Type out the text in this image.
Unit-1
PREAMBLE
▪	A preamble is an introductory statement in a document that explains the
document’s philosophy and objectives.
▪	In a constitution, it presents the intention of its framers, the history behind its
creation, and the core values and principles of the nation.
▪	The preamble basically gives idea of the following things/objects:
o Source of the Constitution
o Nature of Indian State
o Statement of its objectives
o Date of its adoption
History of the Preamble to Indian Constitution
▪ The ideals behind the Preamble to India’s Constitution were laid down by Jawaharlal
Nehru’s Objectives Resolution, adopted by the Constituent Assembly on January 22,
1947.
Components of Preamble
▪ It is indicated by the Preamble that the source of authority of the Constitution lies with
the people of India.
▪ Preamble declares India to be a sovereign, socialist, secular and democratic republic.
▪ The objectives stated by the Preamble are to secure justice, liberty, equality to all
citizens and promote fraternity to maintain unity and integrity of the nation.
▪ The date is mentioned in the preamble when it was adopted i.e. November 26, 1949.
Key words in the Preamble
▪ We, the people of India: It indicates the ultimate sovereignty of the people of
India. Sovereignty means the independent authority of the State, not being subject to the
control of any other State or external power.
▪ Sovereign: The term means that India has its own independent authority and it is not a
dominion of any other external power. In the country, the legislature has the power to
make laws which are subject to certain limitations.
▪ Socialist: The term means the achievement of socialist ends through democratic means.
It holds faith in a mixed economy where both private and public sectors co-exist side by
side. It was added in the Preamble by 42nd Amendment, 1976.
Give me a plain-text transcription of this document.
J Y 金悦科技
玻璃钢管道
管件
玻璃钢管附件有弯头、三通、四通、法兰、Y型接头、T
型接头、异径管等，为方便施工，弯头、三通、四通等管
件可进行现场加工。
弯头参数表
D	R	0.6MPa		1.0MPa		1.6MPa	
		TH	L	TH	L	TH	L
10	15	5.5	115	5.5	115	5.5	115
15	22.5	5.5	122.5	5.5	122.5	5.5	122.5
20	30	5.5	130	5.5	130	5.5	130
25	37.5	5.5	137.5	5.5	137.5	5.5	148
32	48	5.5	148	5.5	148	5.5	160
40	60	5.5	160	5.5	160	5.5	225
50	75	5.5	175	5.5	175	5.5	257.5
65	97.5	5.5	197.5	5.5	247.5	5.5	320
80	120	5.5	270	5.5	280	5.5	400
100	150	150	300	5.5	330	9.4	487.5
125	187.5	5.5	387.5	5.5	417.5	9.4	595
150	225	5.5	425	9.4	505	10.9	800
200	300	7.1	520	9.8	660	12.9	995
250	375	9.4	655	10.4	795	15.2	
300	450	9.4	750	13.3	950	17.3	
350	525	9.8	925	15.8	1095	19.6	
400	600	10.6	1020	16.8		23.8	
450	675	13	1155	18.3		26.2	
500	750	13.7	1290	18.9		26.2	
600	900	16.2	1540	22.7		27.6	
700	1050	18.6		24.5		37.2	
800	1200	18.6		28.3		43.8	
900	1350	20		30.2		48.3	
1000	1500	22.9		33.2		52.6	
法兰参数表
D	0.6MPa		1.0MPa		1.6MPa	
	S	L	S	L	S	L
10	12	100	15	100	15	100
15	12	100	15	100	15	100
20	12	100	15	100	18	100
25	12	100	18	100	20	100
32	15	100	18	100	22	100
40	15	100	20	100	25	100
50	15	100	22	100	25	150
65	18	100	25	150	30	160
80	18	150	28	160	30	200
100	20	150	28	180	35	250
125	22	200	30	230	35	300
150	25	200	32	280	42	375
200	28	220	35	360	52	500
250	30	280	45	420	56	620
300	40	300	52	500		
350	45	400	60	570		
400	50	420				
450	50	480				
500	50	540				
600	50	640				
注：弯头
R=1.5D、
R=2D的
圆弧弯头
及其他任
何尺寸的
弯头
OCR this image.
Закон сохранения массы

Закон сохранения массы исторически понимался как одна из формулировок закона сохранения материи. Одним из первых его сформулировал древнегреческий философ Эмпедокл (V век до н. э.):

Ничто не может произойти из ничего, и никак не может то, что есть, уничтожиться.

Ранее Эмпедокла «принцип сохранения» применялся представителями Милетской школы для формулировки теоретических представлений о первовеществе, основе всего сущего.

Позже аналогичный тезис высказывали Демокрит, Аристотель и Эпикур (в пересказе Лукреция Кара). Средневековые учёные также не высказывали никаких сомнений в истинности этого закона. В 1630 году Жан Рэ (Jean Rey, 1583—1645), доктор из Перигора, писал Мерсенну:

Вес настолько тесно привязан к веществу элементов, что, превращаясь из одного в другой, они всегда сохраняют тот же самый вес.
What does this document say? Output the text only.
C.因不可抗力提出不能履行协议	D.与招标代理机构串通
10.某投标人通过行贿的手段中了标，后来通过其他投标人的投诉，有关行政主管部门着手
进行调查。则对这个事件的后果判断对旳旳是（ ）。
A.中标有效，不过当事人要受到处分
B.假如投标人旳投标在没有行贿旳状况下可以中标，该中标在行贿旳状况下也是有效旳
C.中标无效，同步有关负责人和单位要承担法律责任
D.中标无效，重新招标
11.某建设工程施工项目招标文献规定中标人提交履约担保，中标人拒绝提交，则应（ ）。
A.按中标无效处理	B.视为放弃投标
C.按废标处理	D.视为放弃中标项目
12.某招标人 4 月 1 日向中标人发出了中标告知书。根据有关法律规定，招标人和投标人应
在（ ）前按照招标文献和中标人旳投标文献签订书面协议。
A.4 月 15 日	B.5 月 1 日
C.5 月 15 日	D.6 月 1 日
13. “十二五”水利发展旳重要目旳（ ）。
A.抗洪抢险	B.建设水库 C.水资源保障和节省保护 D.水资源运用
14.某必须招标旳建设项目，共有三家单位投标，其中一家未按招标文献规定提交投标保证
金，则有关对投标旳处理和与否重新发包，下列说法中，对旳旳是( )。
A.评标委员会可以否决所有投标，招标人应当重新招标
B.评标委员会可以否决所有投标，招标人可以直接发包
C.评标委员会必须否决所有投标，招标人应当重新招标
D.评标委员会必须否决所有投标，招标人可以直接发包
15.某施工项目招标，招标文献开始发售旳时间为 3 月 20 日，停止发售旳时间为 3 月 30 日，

---

__Problem description__. Write out the entire listing exactly.

__Answer to this problem__.
Type out the text in this image.
Unit-1
PREAMBLE
▪	A preamble is an introductory statement in a document that explains the
document’s philosophy and objectives.
▪	In a constitution, it presents the intention of its framers, the history behind its
creation, and the core values and principles of the nation.
▪	The preamble basically gives idea of the following things/objects:
o Source of the Constitution
o Nature of Indian State
o Statement of its objectives
o Date of its adoption
History of the Preamble to Indian Constitution
▪ The ideals behind the Preamble to India’s Constitution were laid down by Jawaharlal
Nehru’s Objectives Resolution, adopted by the Constituent Assembly on January 22,
1947.
Components of Preamble
▪ It is indicated by the Preamble that the source of authority of the Constitution lies with
the people of India.
▪ Preamble declares India to be a sovereign, socialist, secular and democratic republic.
▪ The objectives stated by the Preamble are to secure justice, liberty, equality to all
citizens and promote fraternity to maintain unity and integrity of the nation.
▪ The date is mentioned in the preamble when it was adopted i.e. November 26, 1949.
Key words in the Preamble
▪ We, the people of India: It indicates the ultimate sovereignty of the people of
India. Sovereignty means the independent authority of the State, not being subject to the
control of any other State or external power.
▪ Sovereign: The term means that India has its own independent authority and it is not a
dominion of any other external power. In the country, the legislature has the power to
make laws which are subject to certain limitations.
▪ Socialist: The term means the achievement of socialist ends through democratic means.
It holds faith in a mixed economy where both private and public sectors co-exist side by
side. It was added in the Preamble by 42nd Amendment, 1976.
Give me a plain-text transcription of this document.
J Y 金悦科技
玻璃钢管道
管件
玻璃钢管附件有弯头、三通、四通、法兰、Y型接头、T
型接头、异径管等，为方便施工，弯头、三通、四通等管
件可进行现场加工。
弯头参数表
D	R	0.6MPa		1.0MPa		1.6MPa	
		TH	L	TH	L	TH	L
10	15	5.5	115	5.5	115	5.5	115
15	22.5	5.5	122.5	5.5	122.5	5.5	122.5
20	30	5.5	130	5.5	130	5.5	130
25	37.5	5.5	137.5	5.5	137.5	5.5	148
32	48	5.5	148	5.5	148	5.5	160
40	60	5.5	160	5.5	160	5.5	225
50	75	5.5	175	5.5	175	5.5	257.5
65	97.5	5.5	197.5	5.5	247.5	5.5	320
80	120	5.5	270	5.5	280	5.5	400
100	150	150	300	5.5	330	9.4	487.5
125	187.5	5.5	387.5	5.5	417.5	9.4	595
150	225	5.5	425	9.4	505	10.9	800
200	300	7.1	520	9.8	660	12.9	995
250	375	9.4	655	10.4	795	15.2	
300	450	9.4	750	13.3	950	17.3	
350	525	9.8	925	15.8	1095	19.6	
400	600	10.6	1020	16.8		23.8	
450	675	13	1155	18.3		26.2	
500	750	13.7	1290	18.9		26.2	
600	900	16.2	1540	22.7		27.6	
700	1050	18.6		24.5		37.2	
800	1200	18.6		28.3		43.8	
900	1350	20		30.2		48.3	
1000	1500	22.9		33.2		52.6	
法兰参数表
D	0.6MPa		1.0MPa		1.6MPa	
	S	L	S	L	S	L
10	12	100	15	100	15	100
15	12	100	15	100	15	100
20	12	100	15	100	18	100
25	12	100	18	100	20	100
32	15	100	18	100	22	100
40	15	100	20	100	25	100
50	15	100	22	100	25	150
65	18	100	25	150	30	160
80	18	150	28	160	30	200
100	20	150	28	180	35	250
125	22	200	30	230	35	300
150	25	200	32	280	42	375
200	28	220	35	360	52	500
250	30	280	45	420	56	620
300	40	300	52	500		
350	45	400	60	570		
400	50	420				
450	50	480				
500	50	540				
600	50	640				
注：弯头
R=1.5D、
R=2D的
圆弧弯头
及其他任
何尺寸的
弯头
OCR this image.
Закон сохранения массы

Закон сохранения массы исторически понимался как одна из формулировок закона сохранения материи. Одним из первых его сформулировал древнегреческий философ Эмпедокл (V век до н. э.):

Ничто не может произойти из ничего, и никак не может то, что есть, уничтожиться.

Ранее Эмпедокла «принцип сохранения» применялся представителями Милетской школы для формулировки теоретических представлений о первовеществе, основе всего сущего.

Позже аналогичный тезис высказывали Демокрит, Аристотель и Эпикур (в пересказе Лукреция Кара). Средневековые учёные также не высказывали никаких сомнений в истинности этого закона. В 1630 году Жан Рэ (Jean Rey, 1583—1645), доктор из Перигора, писал Мерсенну:

Вес настолько тесно привязан к веществу элементов, что, превращаясь из одного в другой, они всегда сохраняют тот же самый вес.
What does this document say? Output the text only.
C.因不可抗力提出不能履行协议	D.与招标代理机构串通
10.某投标人通过行贿的手段中了标，后来通过其他投标人的投诉，有关行政主管部门着手
进行调查。则对这个事件的后果判断对旳旳是（ ）。
A.中标有效，不过当事人要受到处分
B.假如投标人旳投标在没有行贿旳状况下可以中标，该中标在行贿旳状况下也是有效旳
C.中标无效，同步有关负责人和单位要承担法律责任
D.中标无效，重新招标
11.某建设工程施工项目招标文献规定中标人提交履约担保，中标人拒绝提交，则应（ ）。
A.按中标无效处理	B.视为放弃投标
C.按废标处理	D.视为放弃中标项目
12.某招标人 4 月 1 日向中标人发出了中标告知书。根据有关法律规定，招标人和投标人应
在（ ）前按照招标文献和中标人旳投标文献签订书面协议。
A.4 月 15 日	B.5 月 1 日
C.5 月 15 日	D.6 月 1 日
13. “十二五”水利发展旳重要目旳（ ）。
A.抗洪抢险	B.建设水库 C.水资源保障和节省保护 D.水资源运用
14.某必须招标旳建设项目，共有三家单位投标，其中一家未按招标文献规定提交投标保证
金，则有关对投标旳处理和与否重新发包，下列说法中，对旳旳是( )。
A.评标委员会可以否决所有投标，招标人应当重新招标
B.评标委员会可以否决所有投标，招标人可以直接发包
C.评标委员会必须否决所有投标，招标人应当重新招标
D.评标委员会必须否决所有投标，招标人可以直接发包
15.某施工项目招标，招标文献开始发售旳时间为 3 月 20 日，停止发售旳时间为 3 月 30 日，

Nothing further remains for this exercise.